**DIRECTIVE:** Every line holding the word "Physics" counts once. Give the total, nothing more.
- - - - -
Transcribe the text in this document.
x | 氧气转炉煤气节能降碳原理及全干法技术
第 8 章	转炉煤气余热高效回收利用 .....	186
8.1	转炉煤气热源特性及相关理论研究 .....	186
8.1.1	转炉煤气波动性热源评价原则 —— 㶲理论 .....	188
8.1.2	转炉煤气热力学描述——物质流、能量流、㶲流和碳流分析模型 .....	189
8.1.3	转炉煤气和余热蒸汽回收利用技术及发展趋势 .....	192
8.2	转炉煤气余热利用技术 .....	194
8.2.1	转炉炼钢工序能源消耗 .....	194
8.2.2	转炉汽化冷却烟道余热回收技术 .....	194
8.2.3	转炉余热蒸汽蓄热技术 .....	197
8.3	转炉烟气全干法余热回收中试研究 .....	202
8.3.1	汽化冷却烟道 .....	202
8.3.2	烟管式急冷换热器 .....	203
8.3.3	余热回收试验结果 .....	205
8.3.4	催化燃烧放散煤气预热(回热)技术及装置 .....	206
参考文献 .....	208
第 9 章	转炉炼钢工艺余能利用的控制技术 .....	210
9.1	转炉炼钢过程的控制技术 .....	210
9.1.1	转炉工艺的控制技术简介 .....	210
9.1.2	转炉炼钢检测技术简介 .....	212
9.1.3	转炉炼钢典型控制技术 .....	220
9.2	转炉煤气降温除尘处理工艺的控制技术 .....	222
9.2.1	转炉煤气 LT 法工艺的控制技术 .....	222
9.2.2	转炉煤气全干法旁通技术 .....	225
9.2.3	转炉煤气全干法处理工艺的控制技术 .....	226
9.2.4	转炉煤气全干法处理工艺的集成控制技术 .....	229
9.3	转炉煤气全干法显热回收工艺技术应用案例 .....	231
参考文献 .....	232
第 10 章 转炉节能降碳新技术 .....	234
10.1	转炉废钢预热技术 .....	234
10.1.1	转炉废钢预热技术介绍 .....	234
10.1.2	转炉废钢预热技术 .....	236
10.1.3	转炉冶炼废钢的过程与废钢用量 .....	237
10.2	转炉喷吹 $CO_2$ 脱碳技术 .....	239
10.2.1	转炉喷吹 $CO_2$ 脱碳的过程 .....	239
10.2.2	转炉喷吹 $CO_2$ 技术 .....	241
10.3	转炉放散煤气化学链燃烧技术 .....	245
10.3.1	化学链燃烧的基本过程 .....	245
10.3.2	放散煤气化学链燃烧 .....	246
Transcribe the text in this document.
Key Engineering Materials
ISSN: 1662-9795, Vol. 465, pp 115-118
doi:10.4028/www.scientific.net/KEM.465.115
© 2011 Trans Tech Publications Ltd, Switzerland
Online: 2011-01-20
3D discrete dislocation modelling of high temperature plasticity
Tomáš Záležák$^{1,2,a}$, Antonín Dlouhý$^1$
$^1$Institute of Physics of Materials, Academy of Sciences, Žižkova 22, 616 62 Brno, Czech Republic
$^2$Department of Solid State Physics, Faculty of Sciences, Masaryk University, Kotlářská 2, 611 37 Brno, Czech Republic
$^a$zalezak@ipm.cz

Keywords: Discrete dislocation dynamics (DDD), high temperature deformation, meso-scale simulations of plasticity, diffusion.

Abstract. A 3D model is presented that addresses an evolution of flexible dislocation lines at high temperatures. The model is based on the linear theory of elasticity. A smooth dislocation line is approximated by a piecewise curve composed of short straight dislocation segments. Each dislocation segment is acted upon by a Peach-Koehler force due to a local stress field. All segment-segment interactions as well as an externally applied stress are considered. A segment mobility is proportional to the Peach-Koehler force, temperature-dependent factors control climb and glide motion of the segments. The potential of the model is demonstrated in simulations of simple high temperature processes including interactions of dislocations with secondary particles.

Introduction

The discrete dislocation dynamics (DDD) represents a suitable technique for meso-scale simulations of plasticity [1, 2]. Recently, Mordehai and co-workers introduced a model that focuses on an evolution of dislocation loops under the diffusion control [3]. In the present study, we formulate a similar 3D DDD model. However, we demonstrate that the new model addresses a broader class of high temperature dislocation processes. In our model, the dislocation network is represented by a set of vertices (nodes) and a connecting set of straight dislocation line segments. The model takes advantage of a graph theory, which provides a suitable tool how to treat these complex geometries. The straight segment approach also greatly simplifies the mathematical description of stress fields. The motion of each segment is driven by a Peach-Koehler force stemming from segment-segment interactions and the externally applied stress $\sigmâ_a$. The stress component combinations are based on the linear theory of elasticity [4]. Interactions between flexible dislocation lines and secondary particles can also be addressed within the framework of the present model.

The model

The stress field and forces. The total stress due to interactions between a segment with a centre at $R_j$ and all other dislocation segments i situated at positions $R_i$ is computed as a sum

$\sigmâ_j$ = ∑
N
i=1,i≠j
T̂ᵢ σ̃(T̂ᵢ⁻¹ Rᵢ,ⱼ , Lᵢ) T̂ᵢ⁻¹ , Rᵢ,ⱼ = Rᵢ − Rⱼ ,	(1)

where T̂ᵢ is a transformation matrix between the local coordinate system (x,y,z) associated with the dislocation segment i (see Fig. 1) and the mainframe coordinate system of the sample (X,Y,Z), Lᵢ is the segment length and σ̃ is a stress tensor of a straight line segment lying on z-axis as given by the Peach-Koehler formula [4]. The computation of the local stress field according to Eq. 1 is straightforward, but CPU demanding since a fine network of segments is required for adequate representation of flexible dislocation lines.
- - - - -
**OUTPUT OF THE EXERCISE:** 2